DATASET RECORDS –
╭──

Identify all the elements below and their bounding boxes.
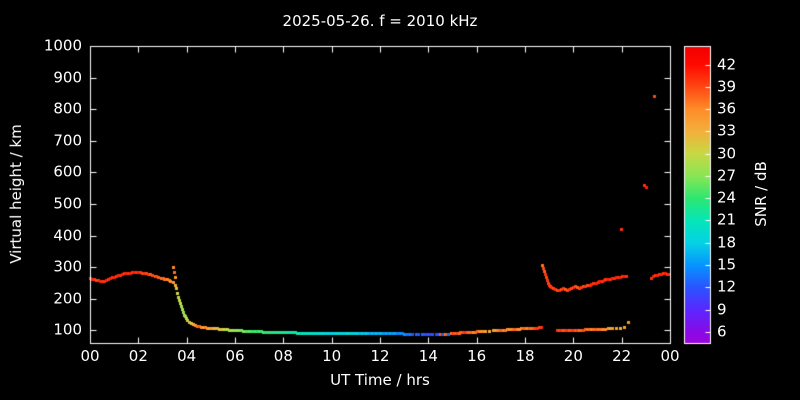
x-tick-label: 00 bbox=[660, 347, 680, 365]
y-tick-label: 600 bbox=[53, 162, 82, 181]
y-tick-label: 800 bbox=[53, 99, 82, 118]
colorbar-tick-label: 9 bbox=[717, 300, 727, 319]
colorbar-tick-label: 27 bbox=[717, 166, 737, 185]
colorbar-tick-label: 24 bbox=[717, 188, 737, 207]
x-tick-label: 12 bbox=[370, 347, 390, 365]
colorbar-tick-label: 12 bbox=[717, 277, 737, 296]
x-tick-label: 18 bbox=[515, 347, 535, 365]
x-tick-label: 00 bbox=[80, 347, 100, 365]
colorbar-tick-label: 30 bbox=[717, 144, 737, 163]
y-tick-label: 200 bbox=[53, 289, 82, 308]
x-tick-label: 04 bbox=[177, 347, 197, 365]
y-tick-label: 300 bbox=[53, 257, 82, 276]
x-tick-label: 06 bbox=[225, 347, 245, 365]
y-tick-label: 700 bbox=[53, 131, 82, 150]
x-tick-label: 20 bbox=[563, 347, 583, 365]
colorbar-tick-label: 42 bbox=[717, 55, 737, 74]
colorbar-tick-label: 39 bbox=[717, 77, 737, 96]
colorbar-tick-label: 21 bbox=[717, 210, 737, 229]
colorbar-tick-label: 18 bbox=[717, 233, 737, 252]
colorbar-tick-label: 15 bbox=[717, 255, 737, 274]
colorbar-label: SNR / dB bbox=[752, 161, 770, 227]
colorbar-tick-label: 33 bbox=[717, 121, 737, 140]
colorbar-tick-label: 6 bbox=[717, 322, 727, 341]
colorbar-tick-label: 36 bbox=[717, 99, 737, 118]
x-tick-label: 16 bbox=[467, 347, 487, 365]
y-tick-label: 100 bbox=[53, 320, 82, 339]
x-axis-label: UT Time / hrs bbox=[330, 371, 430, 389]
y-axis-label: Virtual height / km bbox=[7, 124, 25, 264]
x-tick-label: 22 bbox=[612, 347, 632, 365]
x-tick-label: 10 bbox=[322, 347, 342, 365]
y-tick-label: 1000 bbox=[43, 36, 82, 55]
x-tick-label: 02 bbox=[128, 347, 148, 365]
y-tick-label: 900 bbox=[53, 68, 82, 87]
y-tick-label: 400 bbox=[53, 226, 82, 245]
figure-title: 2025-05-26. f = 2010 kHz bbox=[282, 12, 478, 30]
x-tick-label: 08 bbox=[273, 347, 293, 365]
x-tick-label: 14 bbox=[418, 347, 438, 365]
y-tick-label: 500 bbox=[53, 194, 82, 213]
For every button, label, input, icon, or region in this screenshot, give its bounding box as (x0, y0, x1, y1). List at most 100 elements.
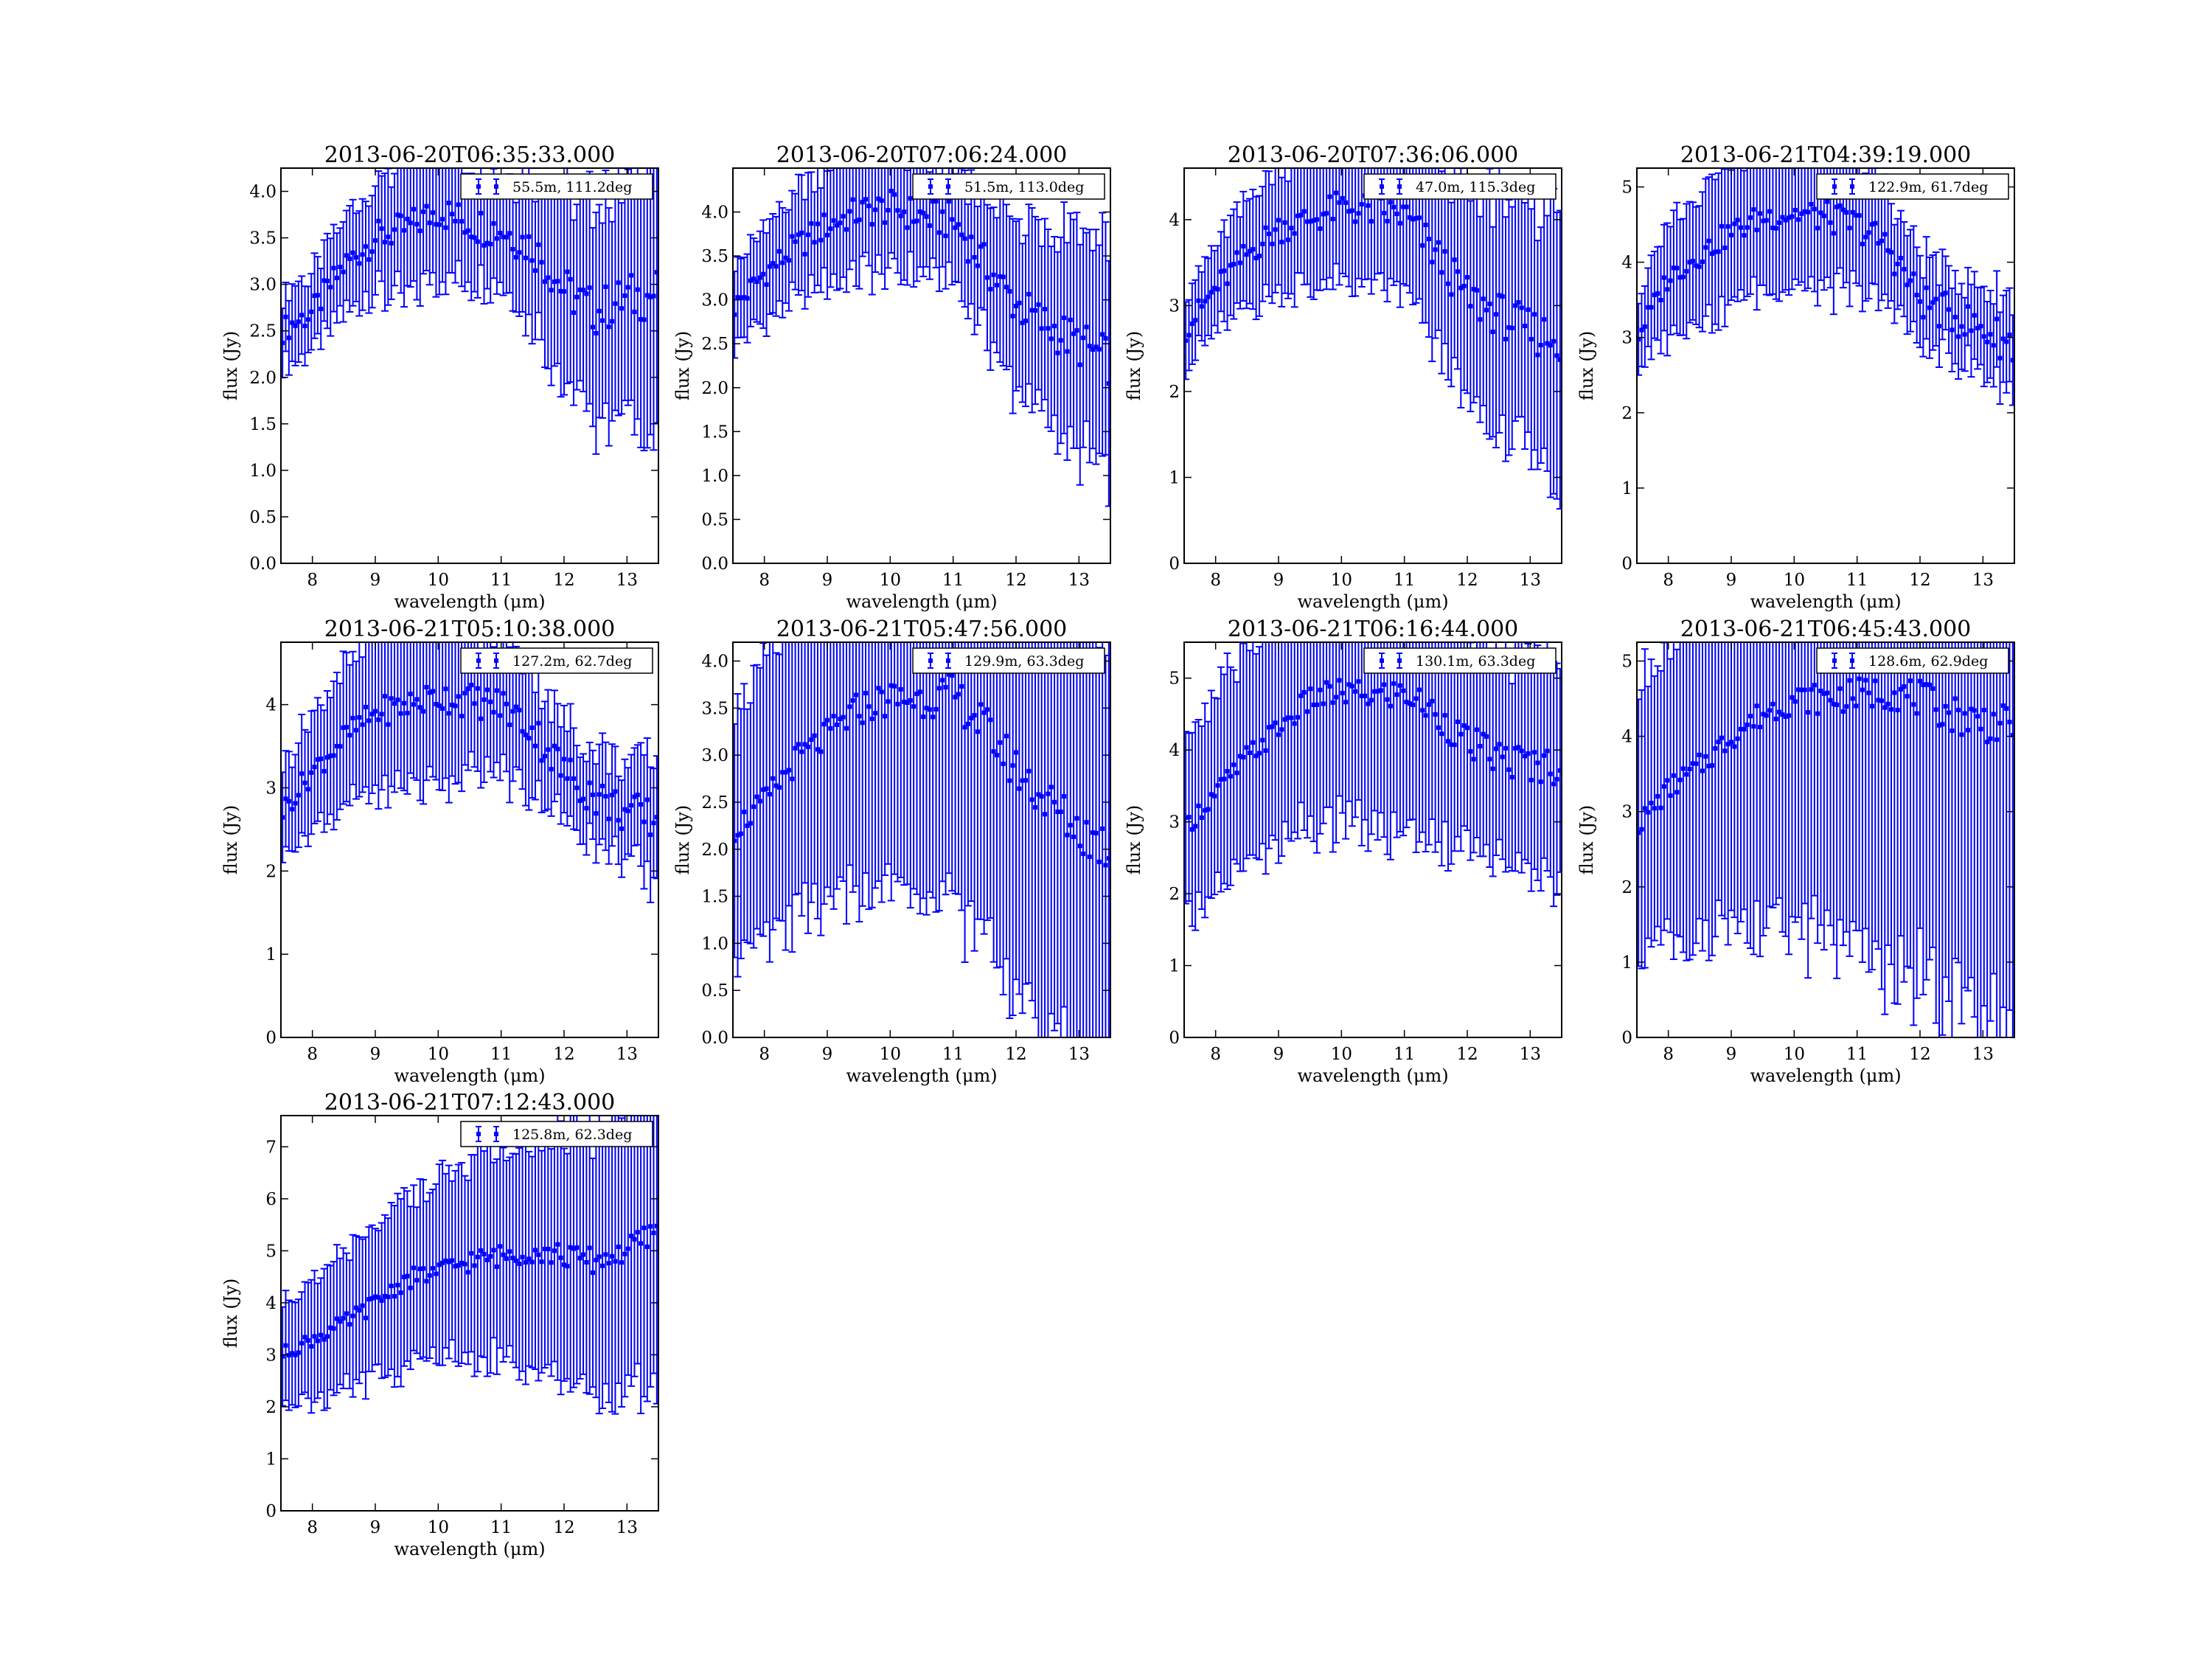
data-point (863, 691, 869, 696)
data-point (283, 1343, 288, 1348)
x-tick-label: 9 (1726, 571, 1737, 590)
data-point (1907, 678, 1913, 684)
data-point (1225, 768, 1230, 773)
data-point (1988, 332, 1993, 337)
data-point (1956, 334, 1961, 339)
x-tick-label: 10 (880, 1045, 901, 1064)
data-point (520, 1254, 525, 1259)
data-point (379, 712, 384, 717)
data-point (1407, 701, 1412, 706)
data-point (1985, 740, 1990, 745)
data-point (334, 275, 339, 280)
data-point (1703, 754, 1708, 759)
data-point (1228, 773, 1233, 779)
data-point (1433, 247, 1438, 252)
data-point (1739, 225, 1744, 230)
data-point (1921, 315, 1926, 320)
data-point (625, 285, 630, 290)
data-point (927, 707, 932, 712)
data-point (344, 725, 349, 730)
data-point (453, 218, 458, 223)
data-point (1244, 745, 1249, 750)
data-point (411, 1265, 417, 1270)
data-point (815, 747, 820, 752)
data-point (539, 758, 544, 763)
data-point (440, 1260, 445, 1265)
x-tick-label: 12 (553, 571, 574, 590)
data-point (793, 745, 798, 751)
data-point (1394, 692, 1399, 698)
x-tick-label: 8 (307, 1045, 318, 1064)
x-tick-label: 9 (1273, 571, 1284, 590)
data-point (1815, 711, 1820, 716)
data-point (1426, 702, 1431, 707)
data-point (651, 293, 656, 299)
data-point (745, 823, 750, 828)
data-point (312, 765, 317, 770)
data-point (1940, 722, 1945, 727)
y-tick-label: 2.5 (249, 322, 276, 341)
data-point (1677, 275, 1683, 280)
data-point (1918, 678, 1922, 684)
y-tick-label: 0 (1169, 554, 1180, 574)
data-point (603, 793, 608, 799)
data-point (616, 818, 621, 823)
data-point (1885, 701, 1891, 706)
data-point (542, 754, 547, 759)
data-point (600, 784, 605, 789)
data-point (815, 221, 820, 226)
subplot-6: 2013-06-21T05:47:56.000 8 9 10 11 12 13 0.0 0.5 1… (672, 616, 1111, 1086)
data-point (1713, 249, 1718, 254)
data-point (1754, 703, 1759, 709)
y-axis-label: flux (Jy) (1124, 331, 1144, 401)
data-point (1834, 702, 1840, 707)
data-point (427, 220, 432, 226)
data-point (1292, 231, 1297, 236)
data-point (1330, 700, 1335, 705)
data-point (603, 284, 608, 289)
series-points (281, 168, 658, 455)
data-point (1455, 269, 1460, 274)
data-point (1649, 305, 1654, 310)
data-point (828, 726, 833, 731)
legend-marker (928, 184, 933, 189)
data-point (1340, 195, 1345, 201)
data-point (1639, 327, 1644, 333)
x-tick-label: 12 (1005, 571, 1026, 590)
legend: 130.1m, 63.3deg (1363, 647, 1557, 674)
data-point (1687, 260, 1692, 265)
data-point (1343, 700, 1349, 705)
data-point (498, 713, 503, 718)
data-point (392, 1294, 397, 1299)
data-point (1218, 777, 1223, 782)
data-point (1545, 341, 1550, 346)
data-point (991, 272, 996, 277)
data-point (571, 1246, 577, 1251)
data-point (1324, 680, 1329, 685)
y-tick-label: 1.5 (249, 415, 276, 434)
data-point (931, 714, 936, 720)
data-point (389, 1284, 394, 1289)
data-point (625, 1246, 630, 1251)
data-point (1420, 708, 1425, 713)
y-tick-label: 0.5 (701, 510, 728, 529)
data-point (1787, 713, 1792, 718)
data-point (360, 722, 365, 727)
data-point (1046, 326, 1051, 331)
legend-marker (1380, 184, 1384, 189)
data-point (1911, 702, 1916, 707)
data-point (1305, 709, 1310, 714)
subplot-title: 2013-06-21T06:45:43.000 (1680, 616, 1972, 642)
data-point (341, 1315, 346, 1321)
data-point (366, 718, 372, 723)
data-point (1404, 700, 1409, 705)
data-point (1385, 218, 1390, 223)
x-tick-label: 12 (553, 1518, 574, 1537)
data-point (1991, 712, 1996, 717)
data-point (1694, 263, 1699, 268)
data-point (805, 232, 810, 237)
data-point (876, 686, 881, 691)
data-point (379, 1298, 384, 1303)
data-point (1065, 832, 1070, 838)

╰──
╭──

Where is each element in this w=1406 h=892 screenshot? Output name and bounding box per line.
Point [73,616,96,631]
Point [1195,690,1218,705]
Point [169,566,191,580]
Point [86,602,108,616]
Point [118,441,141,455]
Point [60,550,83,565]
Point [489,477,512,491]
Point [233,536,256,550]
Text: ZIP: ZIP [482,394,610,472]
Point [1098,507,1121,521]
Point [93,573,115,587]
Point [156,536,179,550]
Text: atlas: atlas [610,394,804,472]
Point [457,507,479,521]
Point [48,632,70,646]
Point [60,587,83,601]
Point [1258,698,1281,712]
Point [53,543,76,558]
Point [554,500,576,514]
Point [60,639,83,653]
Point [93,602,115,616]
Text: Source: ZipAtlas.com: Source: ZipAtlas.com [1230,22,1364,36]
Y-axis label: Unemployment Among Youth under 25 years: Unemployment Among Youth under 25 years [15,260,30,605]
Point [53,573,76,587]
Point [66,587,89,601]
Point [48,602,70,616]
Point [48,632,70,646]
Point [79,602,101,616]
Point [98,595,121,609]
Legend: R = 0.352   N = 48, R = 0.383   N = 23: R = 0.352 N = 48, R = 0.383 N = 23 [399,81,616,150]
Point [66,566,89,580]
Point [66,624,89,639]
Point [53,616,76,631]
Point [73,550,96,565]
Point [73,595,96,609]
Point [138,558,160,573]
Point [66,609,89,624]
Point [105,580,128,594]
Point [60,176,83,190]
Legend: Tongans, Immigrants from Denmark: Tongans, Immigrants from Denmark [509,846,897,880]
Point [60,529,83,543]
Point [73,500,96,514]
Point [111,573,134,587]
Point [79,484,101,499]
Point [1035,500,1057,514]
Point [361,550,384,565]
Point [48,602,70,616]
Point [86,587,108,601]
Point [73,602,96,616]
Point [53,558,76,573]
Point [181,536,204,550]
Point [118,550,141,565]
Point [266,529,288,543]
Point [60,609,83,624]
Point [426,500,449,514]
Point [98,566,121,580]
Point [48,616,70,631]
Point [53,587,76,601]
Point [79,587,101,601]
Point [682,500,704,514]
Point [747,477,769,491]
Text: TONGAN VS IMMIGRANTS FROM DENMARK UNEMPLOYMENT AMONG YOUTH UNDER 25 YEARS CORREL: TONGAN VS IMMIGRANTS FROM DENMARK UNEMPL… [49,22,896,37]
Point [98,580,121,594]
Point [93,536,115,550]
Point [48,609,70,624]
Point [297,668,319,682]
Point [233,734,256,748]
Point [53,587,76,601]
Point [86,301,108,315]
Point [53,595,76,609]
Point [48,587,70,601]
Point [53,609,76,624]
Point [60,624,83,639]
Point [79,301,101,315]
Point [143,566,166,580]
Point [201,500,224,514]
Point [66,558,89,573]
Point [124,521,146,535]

╰──

WHAT YOU WILL DO –
Copy the material above into a numbered list, starting at the line that contains "Where is each" and stopping after the line that contains "Point [233,536,256,550]". Leave out any blank lines.

EXPECTED OUTPUT –
1. Where is each element in this w=1406 h=892 screenshot? Output name and bounding box per line.
2. Point [73,616,96,631]
3. Point [1195,690,1218,705]
4. Point [169,566,191,580]
5. Point [86,602,108,616]
6. Point [118,441,141,455]
7. Point [60,550,83,565]
8. Point [489,477,512,491]
9. Point [233,536,256,550]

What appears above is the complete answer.